----- Records for processing

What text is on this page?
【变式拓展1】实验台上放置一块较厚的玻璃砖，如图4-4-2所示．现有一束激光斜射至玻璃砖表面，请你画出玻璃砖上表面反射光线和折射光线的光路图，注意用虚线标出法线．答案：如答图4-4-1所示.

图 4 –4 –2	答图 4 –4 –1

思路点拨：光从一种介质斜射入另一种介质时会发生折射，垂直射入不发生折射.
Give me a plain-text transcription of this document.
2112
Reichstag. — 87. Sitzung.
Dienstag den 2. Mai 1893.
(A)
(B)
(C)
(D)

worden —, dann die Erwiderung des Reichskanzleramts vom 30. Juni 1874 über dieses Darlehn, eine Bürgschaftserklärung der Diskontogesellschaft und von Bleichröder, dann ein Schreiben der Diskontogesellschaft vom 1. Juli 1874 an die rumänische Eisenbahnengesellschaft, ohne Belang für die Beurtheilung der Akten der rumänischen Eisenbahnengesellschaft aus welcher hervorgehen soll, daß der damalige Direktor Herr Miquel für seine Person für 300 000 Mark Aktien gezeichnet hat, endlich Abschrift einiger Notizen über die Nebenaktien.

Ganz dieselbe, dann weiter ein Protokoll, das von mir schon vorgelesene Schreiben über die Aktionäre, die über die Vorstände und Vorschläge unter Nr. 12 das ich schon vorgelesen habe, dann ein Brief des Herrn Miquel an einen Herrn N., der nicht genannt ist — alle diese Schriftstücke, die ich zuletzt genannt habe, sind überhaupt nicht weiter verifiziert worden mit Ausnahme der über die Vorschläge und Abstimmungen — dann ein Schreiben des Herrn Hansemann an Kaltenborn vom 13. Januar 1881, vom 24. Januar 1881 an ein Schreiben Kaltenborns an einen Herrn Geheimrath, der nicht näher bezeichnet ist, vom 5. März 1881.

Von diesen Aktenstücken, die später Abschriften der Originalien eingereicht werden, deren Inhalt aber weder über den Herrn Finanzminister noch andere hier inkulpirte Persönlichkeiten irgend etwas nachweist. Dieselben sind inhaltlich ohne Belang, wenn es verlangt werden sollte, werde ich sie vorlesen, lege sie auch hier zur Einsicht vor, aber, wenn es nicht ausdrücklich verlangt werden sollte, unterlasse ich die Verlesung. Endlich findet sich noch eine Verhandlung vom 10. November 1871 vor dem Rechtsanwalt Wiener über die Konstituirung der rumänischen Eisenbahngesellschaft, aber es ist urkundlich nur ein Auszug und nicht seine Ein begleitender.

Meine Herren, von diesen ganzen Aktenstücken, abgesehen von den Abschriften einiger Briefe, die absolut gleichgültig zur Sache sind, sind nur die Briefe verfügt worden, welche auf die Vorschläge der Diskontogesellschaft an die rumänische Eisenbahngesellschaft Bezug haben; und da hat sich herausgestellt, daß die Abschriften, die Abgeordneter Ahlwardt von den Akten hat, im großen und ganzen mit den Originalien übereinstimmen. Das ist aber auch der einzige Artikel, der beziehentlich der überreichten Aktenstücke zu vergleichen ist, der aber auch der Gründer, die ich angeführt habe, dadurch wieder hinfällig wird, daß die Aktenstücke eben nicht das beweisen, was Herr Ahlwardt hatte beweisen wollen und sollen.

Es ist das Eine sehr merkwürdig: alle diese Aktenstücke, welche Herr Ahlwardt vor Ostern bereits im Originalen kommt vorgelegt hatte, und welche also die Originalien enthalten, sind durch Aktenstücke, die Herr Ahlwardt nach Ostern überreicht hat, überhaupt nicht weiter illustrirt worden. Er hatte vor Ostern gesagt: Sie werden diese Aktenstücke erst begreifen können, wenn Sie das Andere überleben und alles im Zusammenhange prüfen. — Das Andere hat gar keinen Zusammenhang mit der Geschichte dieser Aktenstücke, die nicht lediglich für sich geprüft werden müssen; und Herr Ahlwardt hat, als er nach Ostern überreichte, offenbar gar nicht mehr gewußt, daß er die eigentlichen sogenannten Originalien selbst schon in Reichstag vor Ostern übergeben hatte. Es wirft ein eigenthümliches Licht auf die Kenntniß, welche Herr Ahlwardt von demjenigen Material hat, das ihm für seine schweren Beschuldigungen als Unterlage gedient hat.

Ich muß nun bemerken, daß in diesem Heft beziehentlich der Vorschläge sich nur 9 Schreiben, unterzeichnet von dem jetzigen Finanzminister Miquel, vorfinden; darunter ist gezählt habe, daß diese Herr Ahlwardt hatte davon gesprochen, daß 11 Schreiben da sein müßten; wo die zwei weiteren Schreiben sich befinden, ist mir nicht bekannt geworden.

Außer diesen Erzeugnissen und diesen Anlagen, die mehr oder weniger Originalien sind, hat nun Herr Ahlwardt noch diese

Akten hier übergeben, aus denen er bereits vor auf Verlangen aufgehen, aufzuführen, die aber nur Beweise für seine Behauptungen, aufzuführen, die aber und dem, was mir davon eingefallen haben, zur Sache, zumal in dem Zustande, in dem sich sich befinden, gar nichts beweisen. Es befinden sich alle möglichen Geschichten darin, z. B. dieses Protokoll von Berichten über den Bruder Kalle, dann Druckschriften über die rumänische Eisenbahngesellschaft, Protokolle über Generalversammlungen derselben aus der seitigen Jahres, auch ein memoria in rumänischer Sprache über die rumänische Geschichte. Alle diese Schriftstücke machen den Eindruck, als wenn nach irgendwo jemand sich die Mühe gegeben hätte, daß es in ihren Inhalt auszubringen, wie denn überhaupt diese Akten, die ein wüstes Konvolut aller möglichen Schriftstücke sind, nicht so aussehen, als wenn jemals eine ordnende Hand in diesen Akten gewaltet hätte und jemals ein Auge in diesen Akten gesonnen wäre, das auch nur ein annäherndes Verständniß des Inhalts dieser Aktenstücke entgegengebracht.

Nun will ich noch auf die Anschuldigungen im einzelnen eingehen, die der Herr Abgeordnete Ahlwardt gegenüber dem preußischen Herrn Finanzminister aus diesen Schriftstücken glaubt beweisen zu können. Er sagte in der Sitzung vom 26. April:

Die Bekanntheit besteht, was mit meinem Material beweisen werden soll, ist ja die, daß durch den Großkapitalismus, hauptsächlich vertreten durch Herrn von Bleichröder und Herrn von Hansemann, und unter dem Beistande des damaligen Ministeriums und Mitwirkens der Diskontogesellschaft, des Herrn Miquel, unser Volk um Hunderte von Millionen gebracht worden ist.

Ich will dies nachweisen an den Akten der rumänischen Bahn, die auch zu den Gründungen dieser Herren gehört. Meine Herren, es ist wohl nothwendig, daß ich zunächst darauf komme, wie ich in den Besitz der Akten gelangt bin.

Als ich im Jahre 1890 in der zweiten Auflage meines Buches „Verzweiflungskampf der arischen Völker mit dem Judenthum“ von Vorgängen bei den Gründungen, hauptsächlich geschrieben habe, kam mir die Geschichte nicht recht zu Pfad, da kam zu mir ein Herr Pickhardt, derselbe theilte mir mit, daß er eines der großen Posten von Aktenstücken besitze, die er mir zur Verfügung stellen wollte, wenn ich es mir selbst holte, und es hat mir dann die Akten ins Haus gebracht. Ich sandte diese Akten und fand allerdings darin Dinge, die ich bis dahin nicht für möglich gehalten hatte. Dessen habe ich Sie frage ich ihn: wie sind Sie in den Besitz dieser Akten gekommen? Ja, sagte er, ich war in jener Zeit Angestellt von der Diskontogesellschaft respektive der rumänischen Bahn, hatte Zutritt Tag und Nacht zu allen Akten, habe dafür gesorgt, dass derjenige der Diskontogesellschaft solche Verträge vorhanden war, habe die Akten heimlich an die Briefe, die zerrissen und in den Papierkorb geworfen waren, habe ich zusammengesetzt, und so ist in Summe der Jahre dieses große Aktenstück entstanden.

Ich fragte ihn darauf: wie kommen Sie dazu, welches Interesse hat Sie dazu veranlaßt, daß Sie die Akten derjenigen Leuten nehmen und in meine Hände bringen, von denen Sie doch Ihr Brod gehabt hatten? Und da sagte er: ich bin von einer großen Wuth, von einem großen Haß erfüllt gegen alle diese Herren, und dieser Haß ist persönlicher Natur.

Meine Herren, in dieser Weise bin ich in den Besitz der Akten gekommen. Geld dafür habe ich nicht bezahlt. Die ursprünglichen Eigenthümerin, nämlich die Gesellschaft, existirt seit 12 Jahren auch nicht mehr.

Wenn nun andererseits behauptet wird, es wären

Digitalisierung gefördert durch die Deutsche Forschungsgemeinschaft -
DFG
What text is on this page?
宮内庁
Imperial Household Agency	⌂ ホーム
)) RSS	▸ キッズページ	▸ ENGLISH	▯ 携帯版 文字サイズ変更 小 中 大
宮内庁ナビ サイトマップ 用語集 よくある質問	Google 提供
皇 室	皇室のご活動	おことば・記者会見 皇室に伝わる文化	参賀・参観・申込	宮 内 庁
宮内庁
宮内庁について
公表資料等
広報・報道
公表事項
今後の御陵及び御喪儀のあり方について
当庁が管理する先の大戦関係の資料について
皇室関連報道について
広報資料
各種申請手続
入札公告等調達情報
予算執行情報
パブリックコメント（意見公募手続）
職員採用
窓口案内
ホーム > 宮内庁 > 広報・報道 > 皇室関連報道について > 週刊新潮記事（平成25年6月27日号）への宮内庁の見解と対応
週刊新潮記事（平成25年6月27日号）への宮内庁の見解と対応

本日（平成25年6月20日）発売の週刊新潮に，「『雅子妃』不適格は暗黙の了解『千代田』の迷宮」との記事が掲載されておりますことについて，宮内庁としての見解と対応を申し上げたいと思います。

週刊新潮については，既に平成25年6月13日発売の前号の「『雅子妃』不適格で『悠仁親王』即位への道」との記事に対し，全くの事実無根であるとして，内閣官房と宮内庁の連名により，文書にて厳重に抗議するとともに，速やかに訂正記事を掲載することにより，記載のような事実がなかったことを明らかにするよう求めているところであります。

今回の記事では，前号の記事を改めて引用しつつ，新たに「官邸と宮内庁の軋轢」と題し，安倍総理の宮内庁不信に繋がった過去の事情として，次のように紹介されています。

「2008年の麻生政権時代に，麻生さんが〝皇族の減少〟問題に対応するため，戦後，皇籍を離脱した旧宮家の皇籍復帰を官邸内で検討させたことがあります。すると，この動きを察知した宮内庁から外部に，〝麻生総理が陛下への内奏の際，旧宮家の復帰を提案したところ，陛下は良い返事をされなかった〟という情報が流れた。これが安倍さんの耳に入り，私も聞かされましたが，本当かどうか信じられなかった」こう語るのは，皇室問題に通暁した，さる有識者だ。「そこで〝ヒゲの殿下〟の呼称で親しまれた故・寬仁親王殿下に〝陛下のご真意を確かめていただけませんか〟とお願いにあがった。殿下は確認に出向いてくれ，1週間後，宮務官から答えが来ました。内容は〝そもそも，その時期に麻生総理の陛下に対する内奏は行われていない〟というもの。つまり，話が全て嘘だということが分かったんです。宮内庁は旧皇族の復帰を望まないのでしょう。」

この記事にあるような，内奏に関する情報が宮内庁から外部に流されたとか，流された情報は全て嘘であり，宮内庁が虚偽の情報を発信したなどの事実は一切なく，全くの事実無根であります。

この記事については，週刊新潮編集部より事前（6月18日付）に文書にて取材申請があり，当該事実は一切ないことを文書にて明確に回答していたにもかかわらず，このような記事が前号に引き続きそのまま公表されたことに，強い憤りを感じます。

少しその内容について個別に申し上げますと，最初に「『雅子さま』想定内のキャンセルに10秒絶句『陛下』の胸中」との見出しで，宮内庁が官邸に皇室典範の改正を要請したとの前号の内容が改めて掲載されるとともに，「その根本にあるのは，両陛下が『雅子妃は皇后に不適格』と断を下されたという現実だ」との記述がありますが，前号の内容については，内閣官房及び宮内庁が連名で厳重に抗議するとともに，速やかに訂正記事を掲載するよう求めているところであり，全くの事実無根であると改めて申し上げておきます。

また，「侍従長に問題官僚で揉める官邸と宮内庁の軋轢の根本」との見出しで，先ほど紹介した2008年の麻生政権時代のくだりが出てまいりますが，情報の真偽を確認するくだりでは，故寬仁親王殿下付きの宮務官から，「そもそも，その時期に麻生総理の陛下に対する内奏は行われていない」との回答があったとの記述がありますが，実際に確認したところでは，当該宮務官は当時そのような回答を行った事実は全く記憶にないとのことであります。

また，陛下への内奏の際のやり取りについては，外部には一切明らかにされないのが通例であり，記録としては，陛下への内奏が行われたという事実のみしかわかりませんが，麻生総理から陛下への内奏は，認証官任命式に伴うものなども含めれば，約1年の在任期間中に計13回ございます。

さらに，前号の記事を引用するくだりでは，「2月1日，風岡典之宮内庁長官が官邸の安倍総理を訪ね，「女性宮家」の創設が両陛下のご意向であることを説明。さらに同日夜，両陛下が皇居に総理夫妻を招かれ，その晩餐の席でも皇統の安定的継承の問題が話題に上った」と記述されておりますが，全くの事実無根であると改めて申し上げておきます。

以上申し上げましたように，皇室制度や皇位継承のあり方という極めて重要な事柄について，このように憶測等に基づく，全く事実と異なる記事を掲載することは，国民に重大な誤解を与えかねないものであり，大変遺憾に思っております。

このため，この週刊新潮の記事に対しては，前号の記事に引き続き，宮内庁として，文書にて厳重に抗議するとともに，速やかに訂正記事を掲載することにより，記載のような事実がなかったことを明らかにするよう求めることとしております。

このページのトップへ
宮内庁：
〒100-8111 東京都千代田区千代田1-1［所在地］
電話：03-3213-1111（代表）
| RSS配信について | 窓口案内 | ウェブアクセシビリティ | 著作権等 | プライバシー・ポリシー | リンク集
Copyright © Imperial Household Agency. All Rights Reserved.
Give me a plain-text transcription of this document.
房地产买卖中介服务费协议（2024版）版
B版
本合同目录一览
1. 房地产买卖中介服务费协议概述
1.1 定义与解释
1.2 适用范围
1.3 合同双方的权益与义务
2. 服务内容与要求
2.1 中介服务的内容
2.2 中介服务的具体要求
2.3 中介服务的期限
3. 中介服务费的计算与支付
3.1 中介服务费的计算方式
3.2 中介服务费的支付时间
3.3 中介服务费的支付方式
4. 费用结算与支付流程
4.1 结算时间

----------

### Exercise details
Look over the records above and copy each line that includes the string "との見出しで".

### The solution
少しその内容について個別に申し上げますと，最初に「『雅子さま』想定内のキャンセルに10秒絶句『陛下』の胸中」との見出しで，宮内庁が官邸に皇室典範の改正を要請したとの前号の内容が改めて掲載されるとともに，「その根本にあるのは，両陛下が『雅子妃は皇后に不適格』と断を下されたという現実だ」との記述がありますが，前号の内容については，内閣官房及び宮内庁が連名で厳重に抗議するとともに，速やかに訂正記事を掲載するよう求めているところであり，全くの事実無根であると改めて申し上げておきます。
また，「侍従長に問題官僚で揉める官邸と宮内庁の軋轢の根本」との見出しで，先ほど紹介した2008年の麻生政権時代のくだりが出てまいりますが，情報の真偽を確認するくだりでは，故寬仁親王殿下付きの宮務官から，「そもそも，その時期に麻生総理の陛下に対する内奏は行われていない」との回答があったとの記述がありますが，実際に確認したところでは，当該宮務官は当時そのような回答を行った事実は全く記憶にないとのことであります。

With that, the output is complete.